▶ **TEXTE FOURNI**
Le Pomarina et un cidre tranquille fermenté à sec. Dans le verre il propose une très jolie couleur pâle parfaitement limpide. Le nez peu puissant est clair avec de la minéralité avec une légère trace acétique. En bouche cette minéralité le dispute à l’acidité avec un peu de bois, de fruité et un soupçon d’astringence. Il laisse un sillage frais. Quelques dégustateurs ont regretté un manque d’amplitude ce qui s’explique par le fait que ce cidre est l’exact opposé de ceux produits en Cornouaille. En tout cas c’est un cidre qui convient bien à l’accompagnement d’une gastronomie de la mer dont les Asturiens sont grands amateurs.

Villacubera (DOP) – Cortina – 6% vol, 75 cl, R.2013.

Un sidra natural de la maison Cortina à Villaviciosa. La ville est à une trentaine de kilomètres à l’est de Xixón (Gijón), et est réputée pour ses cidres. Celui-ci a la particularité d’être élaboré avec une seule variété, la Regona qui compte parmi les 22 variétés agréées de l’appellation Protégée Sidra de Asturias. La Regona, variété locale, est ici utilisée seule avec une macération lente et une fermentation à froid qui permet d’obtenir un cidre qu’il n’est pas nécessaire se servir de haut (escanciar) comme c’est généralement le cas aux Asturies.

Le Villacubera se présente comme un beau vin blanc dans le verre. Le nez, sans être très puissant est très agréable et engageant avec du miel, de la minéralité et de petites notes champignonnées. En bouche cela se vérifie avec un équilibre acidulé et frais et une finale assez longue et légèrement astringente aux petits accents de bois vert. Un bon cidre pour accompagner la réception et le repas de fête.

Double L – Real Cider – 6% vol, 50 cl, R.2016.

Les artisans du cidre sont peu nombreux en Irlande alors même que la consommation y est très soutenue. Le marché y est archi dominé par Bulmers-Magners et une filiale de Heineken qui sont des acteurs industriels internationaux. On y trouve cependant depuis quelques années un petit nombre d’opérateurs artisanaux pour élaborer des real ciders (vrais cidres) élaborés à partir de jus de pommes fraîches, en opposition aux industriels dont la matière première est bien souvent du concentré de jus de pomme. Parmi eux David Llewellyn établi à Lusk (Co Dublin).

▶ **EXTRAITS DE DOCUMENTS**
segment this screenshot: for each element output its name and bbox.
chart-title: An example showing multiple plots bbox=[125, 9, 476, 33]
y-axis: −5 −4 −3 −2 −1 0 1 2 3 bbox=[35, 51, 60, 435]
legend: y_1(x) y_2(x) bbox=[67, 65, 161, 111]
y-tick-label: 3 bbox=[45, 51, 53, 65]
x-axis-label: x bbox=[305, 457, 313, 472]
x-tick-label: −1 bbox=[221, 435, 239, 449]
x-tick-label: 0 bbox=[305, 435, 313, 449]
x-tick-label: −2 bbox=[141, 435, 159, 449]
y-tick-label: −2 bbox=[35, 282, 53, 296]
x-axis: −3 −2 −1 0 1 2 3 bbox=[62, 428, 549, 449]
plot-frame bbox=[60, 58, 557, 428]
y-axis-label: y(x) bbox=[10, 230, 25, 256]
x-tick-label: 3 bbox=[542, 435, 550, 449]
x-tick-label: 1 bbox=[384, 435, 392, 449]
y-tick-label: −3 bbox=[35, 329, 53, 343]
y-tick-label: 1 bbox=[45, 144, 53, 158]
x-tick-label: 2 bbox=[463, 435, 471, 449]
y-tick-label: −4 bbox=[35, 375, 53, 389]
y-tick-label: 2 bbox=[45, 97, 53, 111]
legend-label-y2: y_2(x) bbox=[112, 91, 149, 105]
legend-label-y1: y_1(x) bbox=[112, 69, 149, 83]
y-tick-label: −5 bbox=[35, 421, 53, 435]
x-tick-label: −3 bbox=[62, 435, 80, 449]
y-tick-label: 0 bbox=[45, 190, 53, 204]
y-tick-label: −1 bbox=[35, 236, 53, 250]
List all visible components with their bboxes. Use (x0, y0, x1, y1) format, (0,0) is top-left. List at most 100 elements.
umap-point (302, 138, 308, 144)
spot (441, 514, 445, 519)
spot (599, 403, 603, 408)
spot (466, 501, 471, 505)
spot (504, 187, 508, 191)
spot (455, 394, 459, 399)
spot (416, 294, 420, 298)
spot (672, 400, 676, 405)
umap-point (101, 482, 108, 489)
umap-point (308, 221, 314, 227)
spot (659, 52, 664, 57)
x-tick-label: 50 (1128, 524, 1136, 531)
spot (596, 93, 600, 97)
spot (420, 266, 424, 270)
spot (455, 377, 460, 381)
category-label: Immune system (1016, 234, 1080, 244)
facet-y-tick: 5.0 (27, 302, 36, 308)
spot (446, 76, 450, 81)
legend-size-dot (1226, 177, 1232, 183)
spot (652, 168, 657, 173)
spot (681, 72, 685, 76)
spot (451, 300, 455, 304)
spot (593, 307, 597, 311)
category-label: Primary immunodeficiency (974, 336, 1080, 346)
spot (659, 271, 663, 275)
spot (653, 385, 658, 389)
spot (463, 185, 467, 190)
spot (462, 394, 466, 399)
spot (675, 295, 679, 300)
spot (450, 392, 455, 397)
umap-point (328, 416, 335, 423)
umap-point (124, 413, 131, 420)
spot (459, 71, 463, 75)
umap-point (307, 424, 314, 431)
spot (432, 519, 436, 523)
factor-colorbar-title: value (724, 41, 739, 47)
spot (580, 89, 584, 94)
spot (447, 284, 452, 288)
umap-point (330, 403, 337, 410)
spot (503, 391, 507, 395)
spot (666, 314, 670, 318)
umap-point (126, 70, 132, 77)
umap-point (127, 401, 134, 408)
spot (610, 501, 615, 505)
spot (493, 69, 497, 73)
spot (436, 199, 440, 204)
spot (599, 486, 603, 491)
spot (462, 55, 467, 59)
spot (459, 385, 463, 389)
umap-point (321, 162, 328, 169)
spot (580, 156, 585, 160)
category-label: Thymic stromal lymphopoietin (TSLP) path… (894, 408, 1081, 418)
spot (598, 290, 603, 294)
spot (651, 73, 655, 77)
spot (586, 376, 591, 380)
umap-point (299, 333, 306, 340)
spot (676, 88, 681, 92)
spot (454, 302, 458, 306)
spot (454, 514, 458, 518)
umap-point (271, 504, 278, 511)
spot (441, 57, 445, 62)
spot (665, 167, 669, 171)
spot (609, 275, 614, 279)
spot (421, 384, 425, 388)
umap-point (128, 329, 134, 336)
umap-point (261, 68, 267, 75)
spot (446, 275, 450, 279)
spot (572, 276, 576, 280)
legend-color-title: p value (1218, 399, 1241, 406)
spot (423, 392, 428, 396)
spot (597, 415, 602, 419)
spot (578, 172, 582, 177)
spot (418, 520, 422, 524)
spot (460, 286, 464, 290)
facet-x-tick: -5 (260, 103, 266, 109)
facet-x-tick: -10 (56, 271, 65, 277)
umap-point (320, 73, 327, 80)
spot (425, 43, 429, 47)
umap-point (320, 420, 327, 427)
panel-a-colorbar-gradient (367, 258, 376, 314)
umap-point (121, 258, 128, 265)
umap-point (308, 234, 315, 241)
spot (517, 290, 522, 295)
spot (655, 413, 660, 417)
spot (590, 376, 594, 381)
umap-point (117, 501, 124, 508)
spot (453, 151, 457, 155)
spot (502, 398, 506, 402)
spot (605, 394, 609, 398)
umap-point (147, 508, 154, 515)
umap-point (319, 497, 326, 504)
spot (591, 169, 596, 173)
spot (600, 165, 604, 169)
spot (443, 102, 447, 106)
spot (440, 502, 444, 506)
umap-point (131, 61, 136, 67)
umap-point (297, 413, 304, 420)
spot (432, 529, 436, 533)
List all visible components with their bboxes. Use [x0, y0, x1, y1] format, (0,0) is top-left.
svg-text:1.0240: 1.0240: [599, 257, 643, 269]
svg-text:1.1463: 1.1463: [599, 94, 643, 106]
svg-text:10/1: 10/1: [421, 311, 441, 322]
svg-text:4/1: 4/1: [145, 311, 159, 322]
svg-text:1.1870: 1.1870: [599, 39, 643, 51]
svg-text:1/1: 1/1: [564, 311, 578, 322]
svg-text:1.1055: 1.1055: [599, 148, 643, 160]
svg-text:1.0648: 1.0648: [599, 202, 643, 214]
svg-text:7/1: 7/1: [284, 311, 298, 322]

▶ **ACTIVITÉ**
Donnez la suite du texte sur les cidres, à partir de sa dernière phrase. Le matériel n'est d'aucune utilité ici.

▶ **CORRIGÉ**
Le Double L est un cidre quasi plat et très pâle dans le verre. Le nez étonne avec de la fleur de sureau, des notes de citron et des parfums assez évolués. En bouche, il est acidulé sans être agressif, mais manque un peu de volume et ne laisse pas un sillage très long. Il est probable que ce cidre issu de la récolte 2017 a un peu vieilli (il a également pas mal voyagé), pour autant c’est une découverte intéressante, aux antipodes des cidres industriels irlandais.

Les artisans du cidre cornouaillais accueillent tout l’été dans leurs ateliers. Retrouvez les sur le site : www.routeducidre-cornouaille.bzh

Les dégustations du Sistrot ne reviendront qu’en septembre car avec la saison touristique, il est difficile aux uns comme aux autres de trouver du temps pour ces réunions. Pour ceux de nos visiteurs de l’été qui s’intéressent aux cidres cornouaillais, la route du Cidre Cornouaille dispose d’un nouveau site internet dont la mise en ligne est imminente. Il est évidemment possible d’y retrouver les cidriers qui participent à ces dégustations. Mersi bras à Erwan et Ronan Gire du sistrot, nos hôtes, dont la carte des cidres rassemble ce qui se fait de mieux dans l’hexagone et quelques cidres européens de très belle facture.

Trugarez (merci) également à Valérie et Théo du Cidref, à Marine et Brieug Saliou de la cidrerie de Kermao, à Erwan de la cidrerie de Ponterec et enfin à Nolwenn et Matthieu de la cidrerie de l’Apothicaire qui nous rejoignaient à cette occasion.